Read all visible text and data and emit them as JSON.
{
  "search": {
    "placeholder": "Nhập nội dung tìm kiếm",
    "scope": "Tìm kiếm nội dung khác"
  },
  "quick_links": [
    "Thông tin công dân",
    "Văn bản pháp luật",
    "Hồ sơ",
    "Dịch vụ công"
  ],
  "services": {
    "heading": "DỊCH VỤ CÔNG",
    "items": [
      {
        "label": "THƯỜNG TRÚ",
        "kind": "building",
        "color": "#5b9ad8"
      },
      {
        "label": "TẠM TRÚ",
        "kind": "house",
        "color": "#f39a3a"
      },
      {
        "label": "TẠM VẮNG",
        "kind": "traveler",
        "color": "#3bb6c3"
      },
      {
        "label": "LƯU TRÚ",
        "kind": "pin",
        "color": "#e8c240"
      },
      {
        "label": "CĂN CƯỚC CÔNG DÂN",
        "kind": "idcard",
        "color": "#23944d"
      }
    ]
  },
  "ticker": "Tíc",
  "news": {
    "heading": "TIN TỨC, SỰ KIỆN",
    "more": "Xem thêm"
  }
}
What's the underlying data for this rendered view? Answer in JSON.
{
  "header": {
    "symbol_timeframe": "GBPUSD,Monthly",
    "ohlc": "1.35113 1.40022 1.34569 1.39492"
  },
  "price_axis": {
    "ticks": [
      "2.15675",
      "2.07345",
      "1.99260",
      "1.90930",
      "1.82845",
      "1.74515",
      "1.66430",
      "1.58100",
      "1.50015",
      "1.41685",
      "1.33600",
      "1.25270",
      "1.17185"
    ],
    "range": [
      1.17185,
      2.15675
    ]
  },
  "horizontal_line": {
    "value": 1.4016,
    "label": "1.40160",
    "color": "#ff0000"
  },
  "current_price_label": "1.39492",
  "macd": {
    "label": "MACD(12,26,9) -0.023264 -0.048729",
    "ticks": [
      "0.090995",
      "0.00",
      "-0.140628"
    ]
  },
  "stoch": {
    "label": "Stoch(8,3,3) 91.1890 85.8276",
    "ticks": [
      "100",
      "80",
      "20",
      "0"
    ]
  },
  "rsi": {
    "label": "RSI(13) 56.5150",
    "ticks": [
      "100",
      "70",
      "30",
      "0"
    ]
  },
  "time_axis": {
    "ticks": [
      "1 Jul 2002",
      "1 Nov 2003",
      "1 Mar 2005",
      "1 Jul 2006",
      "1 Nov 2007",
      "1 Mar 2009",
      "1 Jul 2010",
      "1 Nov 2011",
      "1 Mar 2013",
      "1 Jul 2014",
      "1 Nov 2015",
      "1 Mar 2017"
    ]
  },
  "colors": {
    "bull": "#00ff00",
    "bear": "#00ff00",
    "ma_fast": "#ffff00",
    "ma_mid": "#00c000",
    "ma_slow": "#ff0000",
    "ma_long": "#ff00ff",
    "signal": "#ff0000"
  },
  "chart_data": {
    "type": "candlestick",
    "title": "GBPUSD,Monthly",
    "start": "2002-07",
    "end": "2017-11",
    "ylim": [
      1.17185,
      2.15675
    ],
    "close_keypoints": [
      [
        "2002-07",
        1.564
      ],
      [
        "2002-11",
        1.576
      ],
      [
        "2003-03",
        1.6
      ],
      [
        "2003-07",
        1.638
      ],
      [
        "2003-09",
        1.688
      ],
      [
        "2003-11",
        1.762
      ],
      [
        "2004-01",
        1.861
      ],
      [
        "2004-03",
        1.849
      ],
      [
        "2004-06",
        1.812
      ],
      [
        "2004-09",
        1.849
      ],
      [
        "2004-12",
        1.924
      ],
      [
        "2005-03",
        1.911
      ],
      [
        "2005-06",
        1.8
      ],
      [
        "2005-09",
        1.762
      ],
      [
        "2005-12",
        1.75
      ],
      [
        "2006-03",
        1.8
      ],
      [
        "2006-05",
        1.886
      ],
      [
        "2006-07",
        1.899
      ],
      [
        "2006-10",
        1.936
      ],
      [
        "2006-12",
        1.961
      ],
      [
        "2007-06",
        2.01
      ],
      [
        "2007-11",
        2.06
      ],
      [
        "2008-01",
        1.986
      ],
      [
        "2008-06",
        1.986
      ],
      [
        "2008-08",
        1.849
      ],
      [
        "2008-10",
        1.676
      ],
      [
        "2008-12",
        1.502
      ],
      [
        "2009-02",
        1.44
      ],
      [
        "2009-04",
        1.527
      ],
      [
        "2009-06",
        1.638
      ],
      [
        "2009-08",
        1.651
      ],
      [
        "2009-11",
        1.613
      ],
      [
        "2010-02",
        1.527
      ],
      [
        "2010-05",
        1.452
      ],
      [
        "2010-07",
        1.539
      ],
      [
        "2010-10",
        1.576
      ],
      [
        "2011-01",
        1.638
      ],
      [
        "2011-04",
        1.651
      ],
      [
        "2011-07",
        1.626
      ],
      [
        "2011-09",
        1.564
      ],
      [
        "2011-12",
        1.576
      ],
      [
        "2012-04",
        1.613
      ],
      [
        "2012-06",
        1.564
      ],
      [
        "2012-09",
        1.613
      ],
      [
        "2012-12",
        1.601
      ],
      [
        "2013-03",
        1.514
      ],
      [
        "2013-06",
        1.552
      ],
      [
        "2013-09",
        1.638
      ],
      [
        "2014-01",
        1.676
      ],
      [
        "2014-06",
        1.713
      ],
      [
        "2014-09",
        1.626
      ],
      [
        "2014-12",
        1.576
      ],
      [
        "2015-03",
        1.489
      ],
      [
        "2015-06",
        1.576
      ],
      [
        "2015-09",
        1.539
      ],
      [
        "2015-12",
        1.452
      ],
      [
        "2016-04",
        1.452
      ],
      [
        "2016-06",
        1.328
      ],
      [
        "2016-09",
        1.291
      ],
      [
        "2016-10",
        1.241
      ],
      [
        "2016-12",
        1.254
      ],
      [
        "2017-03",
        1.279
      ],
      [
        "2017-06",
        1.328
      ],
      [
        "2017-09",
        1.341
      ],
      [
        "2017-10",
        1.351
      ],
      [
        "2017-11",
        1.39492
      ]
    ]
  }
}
--
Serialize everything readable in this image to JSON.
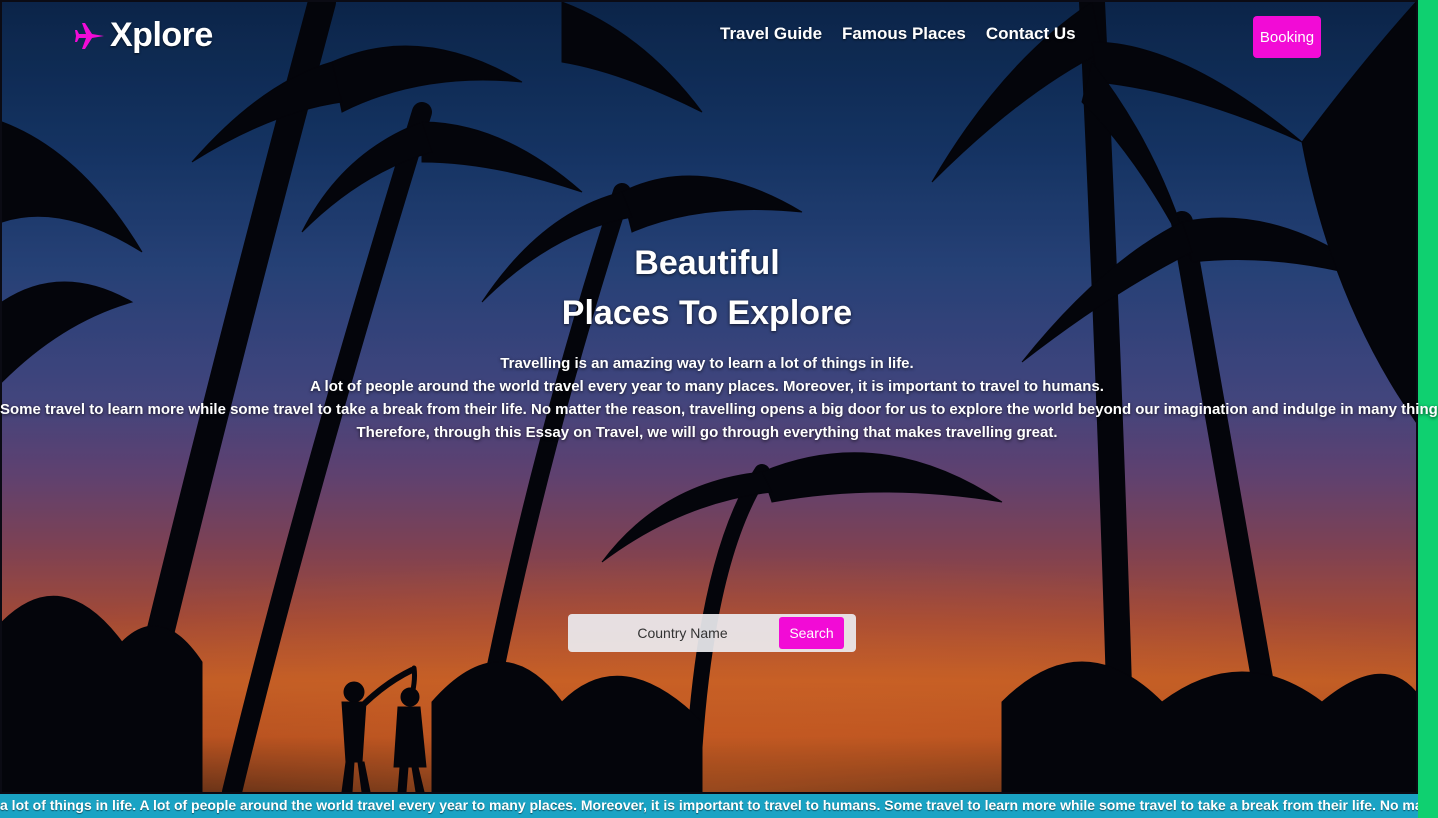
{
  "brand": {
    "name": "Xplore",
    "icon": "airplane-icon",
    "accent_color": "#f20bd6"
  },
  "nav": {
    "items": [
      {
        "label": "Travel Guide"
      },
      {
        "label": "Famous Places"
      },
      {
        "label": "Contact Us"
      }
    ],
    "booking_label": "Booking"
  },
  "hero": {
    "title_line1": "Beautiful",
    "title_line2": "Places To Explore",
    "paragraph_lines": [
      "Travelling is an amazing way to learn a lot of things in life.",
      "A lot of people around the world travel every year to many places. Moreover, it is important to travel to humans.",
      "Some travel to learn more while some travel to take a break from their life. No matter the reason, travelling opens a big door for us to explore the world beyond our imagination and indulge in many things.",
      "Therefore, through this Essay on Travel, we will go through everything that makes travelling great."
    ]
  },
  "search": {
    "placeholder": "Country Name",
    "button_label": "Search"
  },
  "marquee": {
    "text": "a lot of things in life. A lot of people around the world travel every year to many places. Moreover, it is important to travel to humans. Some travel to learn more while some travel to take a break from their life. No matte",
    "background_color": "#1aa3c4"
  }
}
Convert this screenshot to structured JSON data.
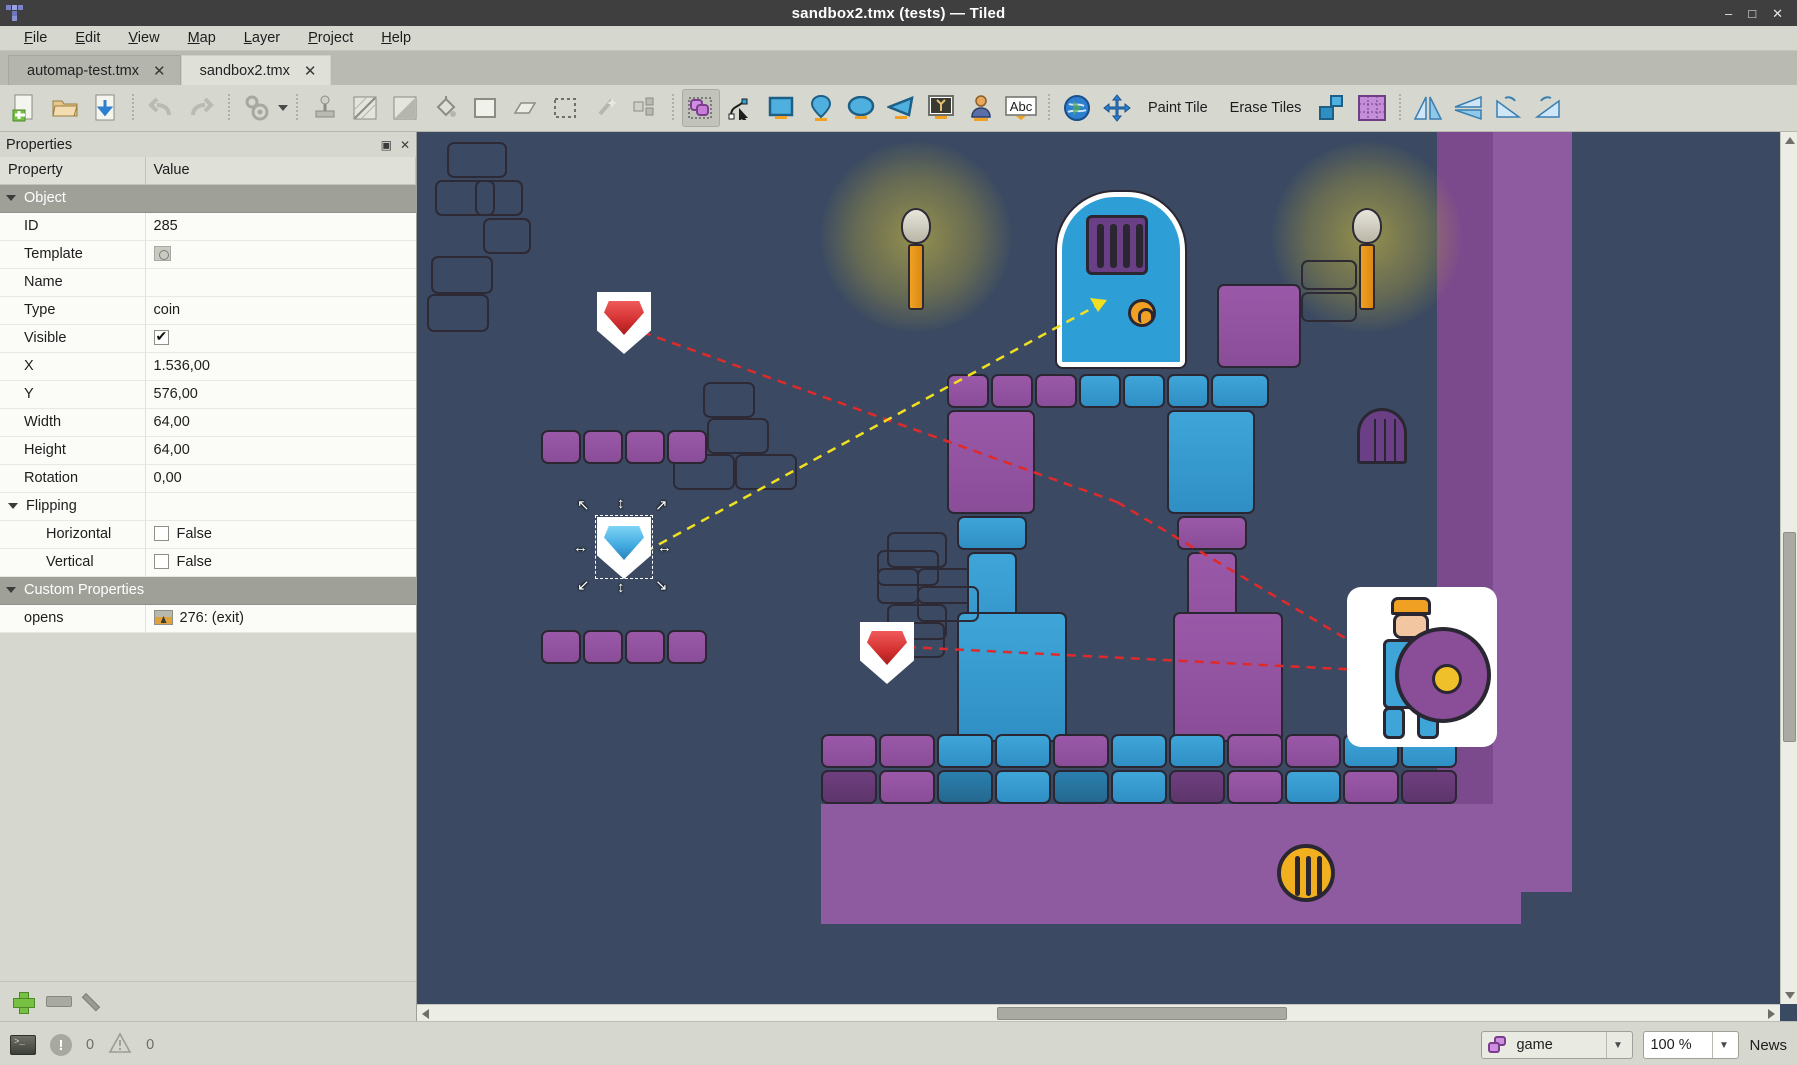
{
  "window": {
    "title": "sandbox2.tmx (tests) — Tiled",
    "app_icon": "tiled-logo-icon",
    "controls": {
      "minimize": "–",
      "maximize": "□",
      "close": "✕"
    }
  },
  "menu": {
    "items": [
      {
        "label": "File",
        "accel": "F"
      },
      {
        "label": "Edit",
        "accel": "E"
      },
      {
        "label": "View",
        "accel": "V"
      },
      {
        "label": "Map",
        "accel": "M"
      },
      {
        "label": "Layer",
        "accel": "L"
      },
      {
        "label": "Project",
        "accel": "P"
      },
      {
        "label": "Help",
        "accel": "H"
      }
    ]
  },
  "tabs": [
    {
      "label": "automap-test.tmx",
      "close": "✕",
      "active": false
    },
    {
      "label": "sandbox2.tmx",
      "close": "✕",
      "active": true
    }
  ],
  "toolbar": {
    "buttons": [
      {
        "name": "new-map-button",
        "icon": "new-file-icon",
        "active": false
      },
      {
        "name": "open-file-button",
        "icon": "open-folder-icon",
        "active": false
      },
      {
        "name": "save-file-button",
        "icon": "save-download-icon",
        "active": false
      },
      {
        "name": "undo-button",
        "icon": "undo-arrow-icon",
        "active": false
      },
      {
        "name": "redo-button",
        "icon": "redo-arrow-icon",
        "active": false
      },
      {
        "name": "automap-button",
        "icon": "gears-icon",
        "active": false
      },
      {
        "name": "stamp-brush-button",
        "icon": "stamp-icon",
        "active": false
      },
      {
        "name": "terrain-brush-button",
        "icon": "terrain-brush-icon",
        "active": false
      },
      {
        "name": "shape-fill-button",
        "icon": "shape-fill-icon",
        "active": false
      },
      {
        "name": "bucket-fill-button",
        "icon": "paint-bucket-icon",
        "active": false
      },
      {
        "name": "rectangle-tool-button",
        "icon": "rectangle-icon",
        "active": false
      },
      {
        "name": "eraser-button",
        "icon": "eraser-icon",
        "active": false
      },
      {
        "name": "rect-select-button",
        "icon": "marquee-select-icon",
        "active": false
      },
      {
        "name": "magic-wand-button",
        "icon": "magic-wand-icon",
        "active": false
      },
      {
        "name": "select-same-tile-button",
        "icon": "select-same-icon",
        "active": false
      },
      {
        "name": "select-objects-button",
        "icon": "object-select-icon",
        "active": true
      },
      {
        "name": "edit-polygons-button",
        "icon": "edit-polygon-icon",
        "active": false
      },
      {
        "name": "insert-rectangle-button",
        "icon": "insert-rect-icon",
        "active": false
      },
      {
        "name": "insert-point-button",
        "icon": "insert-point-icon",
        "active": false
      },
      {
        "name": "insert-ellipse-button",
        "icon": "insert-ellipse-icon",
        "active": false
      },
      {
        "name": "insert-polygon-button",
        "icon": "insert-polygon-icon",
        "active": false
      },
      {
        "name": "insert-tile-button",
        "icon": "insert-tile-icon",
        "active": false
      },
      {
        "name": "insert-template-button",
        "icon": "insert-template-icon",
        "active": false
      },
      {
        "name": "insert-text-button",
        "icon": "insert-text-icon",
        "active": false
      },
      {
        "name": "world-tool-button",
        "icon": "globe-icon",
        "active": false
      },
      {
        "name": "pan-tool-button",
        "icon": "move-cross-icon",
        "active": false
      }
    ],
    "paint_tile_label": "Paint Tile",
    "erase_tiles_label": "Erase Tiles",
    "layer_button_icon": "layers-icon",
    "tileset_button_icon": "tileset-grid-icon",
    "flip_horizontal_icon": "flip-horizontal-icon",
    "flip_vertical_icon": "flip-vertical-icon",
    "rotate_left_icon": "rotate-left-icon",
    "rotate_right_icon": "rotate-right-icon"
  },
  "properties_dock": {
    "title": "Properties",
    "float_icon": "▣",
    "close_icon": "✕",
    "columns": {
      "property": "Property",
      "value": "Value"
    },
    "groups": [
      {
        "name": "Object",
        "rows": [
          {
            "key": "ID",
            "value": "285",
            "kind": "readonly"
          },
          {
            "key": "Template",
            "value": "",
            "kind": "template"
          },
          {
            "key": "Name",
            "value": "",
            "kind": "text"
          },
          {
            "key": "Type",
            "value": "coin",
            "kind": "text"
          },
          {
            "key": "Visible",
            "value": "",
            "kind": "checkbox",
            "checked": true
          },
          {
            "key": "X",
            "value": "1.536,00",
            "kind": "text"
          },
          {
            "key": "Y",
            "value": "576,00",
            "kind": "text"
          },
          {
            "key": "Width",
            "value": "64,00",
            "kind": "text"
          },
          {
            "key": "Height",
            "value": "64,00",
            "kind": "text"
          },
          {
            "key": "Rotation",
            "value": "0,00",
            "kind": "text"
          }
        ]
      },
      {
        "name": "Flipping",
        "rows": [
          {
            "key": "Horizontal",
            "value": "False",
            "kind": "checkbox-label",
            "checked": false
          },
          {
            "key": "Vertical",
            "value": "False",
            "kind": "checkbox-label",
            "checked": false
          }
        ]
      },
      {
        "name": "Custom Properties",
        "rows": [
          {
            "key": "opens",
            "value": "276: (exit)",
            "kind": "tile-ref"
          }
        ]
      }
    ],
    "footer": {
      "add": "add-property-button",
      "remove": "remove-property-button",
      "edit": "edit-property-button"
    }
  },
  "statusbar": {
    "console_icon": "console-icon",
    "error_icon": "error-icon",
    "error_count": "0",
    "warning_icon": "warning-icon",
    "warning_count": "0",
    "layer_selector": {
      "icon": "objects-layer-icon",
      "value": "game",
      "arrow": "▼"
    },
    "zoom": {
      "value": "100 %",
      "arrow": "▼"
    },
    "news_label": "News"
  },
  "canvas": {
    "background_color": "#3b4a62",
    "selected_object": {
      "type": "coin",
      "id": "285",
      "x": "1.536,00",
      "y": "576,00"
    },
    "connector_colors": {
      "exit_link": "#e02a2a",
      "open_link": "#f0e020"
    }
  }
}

### Task objective
Copy every line of the listing containing the string "humans".

### Correct output
      "A lot of people around the world travel every year to many places. Moreover, it is important to travel to humans.",
    "text": "a lot of things in life. A lot of people around the world travel every year to many places. Moreover, it is important to travel to humans. Some travel to learn more while some travel to take a break from their life. No matte",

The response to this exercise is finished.